→ REQUIRED TASK:
Copy the entries below exactly. Images do not belong in the copy.

→ MATERIALS PROVIDED:
>> begin

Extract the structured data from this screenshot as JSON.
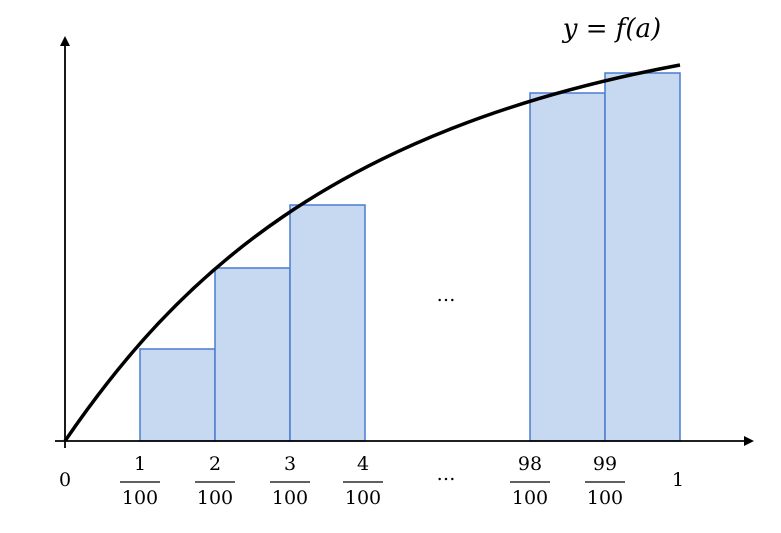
{
  "curve_label": "y = f(a)",
  "middle_ellipsis": "…",
  "origin_label": "0",
  "end_label": "1",
  "axis_ellipsis": "…",
  "ticks": [
    {
      "numerator": "1",
      "denominator": "100"
    },
    {
      "numerator": "2",
      "denominator": "100"
    },
    {
      "numerator": "3",
      "denominator": "100"
    },
    {
      "numerator": "4",
      "denominator": "100"
    },
    {
      "numerator": "98",
      "denominator": "100"
    },
    {
      "numerator": "99",
      "denominator": "100"
    }
  ]
}
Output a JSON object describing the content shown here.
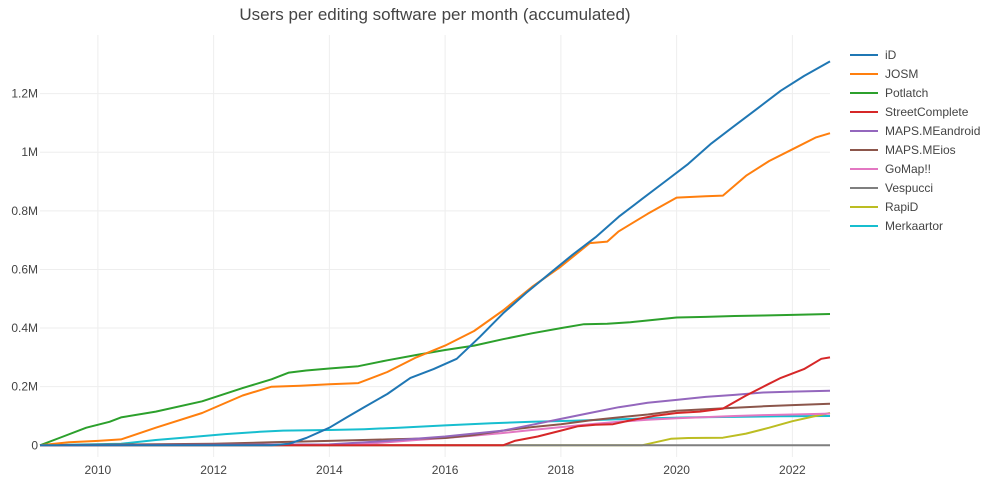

>> end

→ RESULT FOR THIS EXERCISE:
Extract the structured data from this screenshot as JSON.
{
  "curve_label": "y = f(a)",
  "middle_ellipsis": "…",
  "origin_label": "0",
  "end_label": "1",
  "axis_ellipsis": "…",
  "ticks": [
    {
      "numerator": "1",
      "denominator": "100"
    },
    {
      "numerator": "2",
      "denominator": "100"
    },
    {
      "numerator": "3",
      "denominator": "100"
    },
    {
      "numerator": "4",
      "denominator": "100"
    },
    {
      "numerator": "98",
      "denominator": "100"
    },
    {
      "numerator": "99",
      "denominator": "100"
    }
  ]
}
Output a JSON object describing the content shown here.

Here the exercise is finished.